— START OF MATERIAL —

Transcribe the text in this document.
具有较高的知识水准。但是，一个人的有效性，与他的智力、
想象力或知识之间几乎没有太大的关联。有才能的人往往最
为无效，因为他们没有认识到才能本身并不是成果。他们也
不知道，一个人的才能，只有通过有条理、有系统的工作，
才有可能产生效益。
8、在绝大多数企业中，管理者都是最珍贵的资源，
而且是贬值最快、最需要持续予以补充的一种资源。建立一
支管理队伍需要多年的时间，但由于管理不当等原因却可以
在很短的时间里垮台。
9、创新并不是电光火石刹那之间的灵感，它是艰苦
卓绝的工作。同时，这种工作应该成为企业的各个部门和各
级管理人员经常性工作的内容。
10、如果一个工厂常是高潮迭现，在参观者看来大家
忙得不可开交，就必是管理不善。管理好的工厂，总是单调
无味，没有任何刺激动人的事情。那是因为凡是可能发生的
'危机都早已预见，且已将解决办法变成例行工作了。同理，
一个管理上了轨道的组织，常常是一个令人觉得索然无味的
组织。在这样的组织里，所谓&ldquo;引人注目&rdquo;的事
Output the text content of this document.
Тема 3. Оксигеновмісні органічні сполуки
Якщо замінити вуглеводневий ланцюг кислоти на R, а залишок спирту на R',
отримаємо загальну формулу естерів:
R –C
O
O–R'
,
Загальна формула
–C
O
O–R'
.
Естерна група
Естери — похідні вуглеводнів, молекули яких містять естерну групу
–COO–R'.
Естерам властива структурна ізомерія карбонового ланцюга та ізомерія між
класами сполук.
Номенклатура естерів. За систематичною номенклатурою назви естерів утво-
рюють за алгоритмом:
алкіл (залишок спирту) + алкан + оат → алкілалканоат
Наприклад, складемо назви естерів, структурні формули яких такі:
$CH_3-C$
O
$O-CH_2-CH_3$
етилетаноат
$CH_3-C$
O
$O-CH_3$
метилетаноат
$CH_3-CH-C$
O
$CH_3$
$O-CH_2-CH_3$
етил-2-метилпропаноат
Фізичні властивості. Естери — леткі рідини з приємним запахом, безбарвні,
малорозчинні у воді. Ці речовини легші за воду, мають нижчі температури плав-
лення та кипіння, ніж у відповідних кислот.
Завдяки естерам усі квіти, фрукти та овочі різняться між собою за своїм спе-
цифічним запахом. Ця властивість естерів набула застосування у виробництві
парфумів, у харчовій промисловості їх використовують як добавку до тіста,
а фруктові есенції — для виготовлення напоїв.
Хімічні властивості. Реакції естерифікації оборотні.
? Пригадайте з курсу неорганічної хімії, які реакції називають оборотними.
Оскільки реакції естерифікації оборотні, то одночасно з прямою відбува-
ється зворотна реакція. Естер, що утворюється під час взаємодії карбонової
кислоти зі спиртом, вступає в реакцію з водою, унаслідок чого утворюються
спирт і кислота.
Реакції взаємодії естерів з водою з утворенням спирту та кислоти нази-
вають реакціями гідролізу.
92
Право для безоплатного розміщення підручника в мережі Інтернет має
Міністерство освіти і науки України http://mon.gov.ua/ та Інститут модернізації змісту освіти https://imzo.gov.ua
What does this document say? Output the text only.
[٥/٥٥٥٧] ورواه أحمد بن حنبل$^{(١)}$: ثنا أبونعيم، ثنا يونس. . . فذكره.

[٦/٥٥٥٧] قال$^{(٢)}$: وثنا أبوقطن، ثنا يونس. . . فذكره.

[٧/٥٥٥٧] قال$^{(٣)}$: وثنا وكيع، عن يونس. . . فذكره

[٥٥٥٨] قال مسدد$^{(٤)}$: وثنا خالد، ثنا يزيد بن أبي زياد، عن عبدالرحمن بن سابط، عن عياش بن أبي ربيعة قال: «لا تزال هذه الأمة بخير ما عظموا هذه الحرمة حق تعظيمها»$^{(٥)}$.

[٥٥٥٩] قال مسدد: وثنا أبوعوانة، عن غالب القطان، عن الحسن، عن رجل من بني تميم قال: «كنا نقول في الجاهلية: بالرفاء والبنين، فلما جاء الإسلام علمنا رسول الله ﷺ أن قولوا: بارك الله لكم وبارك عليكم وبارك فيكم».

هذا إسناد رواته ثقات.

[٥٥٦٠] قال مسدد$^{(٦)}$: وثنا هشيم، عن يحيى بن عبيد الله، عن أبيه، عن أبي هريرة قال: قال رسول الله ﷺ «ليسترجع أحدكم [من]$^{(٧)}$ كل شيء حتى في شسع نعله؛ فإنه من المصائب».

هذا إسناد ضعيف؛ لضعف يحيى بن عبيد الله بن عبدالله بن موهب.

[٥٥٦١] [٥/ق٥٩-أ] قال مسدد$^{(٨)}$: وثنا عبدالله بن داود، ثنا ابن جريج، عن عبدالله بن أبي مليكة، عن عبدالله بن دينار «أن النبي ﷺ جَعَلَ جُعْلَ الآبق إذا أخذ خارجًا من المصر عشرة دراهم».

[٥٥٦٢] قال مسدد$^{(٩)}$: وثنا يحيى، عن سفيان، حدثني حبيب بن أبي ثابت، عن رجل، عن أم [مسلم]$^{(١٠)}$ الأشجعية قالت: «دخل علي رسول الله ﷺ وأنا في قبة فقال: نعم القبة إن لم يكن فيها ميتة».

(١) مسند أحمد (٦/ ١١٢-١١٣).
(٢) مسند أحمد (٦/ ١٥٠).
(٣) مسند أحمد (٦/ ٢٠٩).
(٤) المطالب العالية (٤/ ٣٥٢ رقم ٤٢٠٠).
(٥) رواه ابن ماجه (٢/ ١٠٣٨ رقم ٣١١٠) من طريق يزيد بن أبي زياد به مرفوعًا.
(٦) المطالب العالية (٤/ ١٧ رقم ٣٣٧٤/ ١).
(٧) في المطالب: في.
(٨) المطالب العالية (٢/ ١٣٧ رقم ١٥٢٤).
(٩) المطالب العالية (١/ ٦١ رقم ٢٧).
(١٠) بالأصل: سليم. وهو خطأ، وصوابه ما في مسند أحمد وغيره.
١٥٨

— END OF MATERIAL —

◆ DIRECTION
Would you restate each of the entries word for word?

◆ CORRECT RESULT
Transcribe the text in this document.
具有较高的知识水准。但是，一个人的有效性，与他的智力、
想象力或知识之间几乎没有太大的关联。有才能的人往往最
为无效，因为他们没有认识到才能本身并不是成果。他们也
不知道，一个人的才能，只有通过有条理、有系统的工作，
才有可能产生效益。
8、在绝大多数企业中，管理者都是最珍贵的资源，
而且是贬值最快、最需要持续予以补充的一种资源。建立一
支管理队伍需要多年的时间，但由于管理不当等原因却可以
在很短的时间里垮台。
9、创新并不是电光火石刹那之间的灵感，它是艰苦
卓绝的工作。同时，这种工作应该成为企业的各个部门和各
级管理人员经常性工作的内容。
10、如果一个工厂常是高潮迭现，在参观者看来大家
忙得不可开交，就必是管理不善。管理好的工厂，总是单调
无味，没有任何刺激动人的事情。那是因为凡是可能发生的
'危机都早已预见，且已将解决办法变成例行工作了。同理，
一个管理上了轨道的组织，常常是一个令人觉得索然无味的
组织。在这样的组织里，所谓&ldquo;引人注目&rdquo;的事
Output the text content of this document.
Тема 3. Оксигеновмісні органічні сполуки
Якщо замінити вуглеводневий ланцюг кислоти на R, а залишок спирту на R',
отримаємо загальну формулу естерів:
R –C
O
O–R'
,
Загальна формула
–C
O
O–R'
.
Естерна група
Естери — похідні вуглеводнів, молекули яких містять естерну групу
–COO–R'.
Естерам властива структурна ізомерія карбонового ланцюга та ізомерія між
класами сполук.
Номенклатура естерів. За систематичною номенклатурою назви естерів утво-
рюють за алгоритмом:
алкіл (залишок спирту) + алкан + оат → алкілалканоат
Наприклад, складемо назви естерів, структурні формули яких такі:
$CH_3-C$
O
$O-CH_2-CH_3$
етилетаноат
$CH_3-C$
O
$O-CH_3$
метилетаноат
$CH_3-CH-C$
O
$CH_3$
$O-CH_2-CH_3$
етил-2-метилпропаноат
Фізичні властивості. Естери — леткі рідини з приємним запахом, безбарвні,
малорозчинні у воді. Ці речовини легші за воду, мають нижчі температури плав-
лення та кипіння, ніж у відповідних кислот.
Завдяки естерам усі квіти, фрукти та овочі різняться між собою за своїм спе-
цифічним запахом. Ця властивість естерів набула застосування у виробництві
парфумів, у харчовій промисловості їх використовують як добавку до тіста,
а фруктові есенції — для виготовлення напоїв.
Хімічні властивості. Реакції естерифікації оборотні.
? Пригадайте з курсу неорганічної хімії, які реакції називають оборотними.
Оскільки реакції естерифікації оборотні, то одночасно з прямою відбува-
ється зворотна реакція. Естер, що утворюється під час взаємодії карбонової
кислоти зі спиртом, вступає в реакцію з водою, унаслідок чого утворюються
спирт і кислота.
Реакції взаємодії естерів з водою з утворенням спирту та кислоти нази-
вають реакціями гідролізу.
92
Право для безоплатного розміщення підручника в мережі Інтернет має
Міністерство освіти і науки України http://mon.gov.ua/ та Інститут модернізації змісту освіти https://imzo.gov.ua
What does this document say? Output the text only.
[٥/٥٥٥٧] ورواه أحمد بن حنبل$^{(١)}$: ثنا أبونعيم، ثنا يونس. . . فذكره.

[٦/٥٥٥٧] قال$^{(٢)}$: وثنا أبوقطن، ثنا يونس. . . فذكره.

[٧/٥٥٥٧] قال$^{(٣)}$: وثنا وكيع، عن يونس. . . فذكره

[٥٥٥٨] قال مسدد$^{(٤)}$: وثنا خالد، ثنا يزيد بن أبي زياد، عن عبدالرحمن بن سابط، عن عياش بن أبي ربيعة قال: «لا تزال هذه الأمة بخير ما عظموا هذه الحرمة حق تعظيمها»$^{(٥)}$.

[٥٥٥٩] قال مسدد: وثنا أبوعوانة، عن غالب القطان، عن الحسن، عن رجل من بني تميم قال: «كنا نقول في الجاهلية: بالرفاء والبنين، فلما جاء الإسلام علمنا رسول الله ﷺ أن قولوا: بارك الله لكم وبارك عليكم وبارك فيكم».

هذا إسناد رواته ثقات.

[٥٥٦٠] قال مسدد$^{(٦)}$: وثنا هشيم، عن يحيى بن عبيد الله، عن أبيه، عن أبي هريرة قال: قال رسول الله ﷺ «ليسترجع أحدكم [من]$^{(٧)}$ كل شيء حتى في شسع نعله؛ فإنه من المصائب».

هذا إسناد ضعيف؛ لضعف يحيى بن عبيد الله بن عبدالله بن موهب.

[٥٥٦١] [٥/ق٥٩-أ] قال مسدد$^{(٨)}$: وثنا عبدالله بن داود، ثنا ابن جريج، عن عبدالله بن أبي مليكة، عن عبدالله بن دينار «أن النبي ﷺ جَعَلَ جُعْلَ الآبق إذا أخذ خارجًا من المصر عشرة دراهم».

[٥٥٦٢] قال مسدد$^{(٩)}$: وثنا يحيى، عن سفيان، حدثني حبيب بن أبي ثابت، عن رجل، عن أم [مسلم]$^{(١٠)}$ الأشجعية قالت: «دخل علي رسول الله ﷺ وأنا في قبة فقال: نعم القبة إن لم يكن فيها ميتة».

(١) مسند أحمد (٦/ ١١٢-١١٣).
(٢) مسند أحمد (٦/ ١٥٠).
(٣) مسند أحمد (٦/ ٢٠٩).
(٤) المطالب العالية (٤/ ٣٥٢ رقم ٤٢٠٠).
(٥) رواه ابن ماجه (٢/ ١٠٣٨ رقم ٣١١٠) من طريق يزيد بن أبي زياد به مرفوعًا.
(٦) المطالب العالية (٤/ ١٧ رقم ٣٣٧٤/ ١).
(٧) في المطالب: في.
(٨) المطالب العالية (٢/ ١٣٧ رقم ١٥٢٤).
(٩) المطالب العالية (١/ ٦١ رقم ٢٧).
(١٠) بالأصل: سليم. وهو خطأ، وصوابه ما في مسند أحمد وغيره.
١٥٨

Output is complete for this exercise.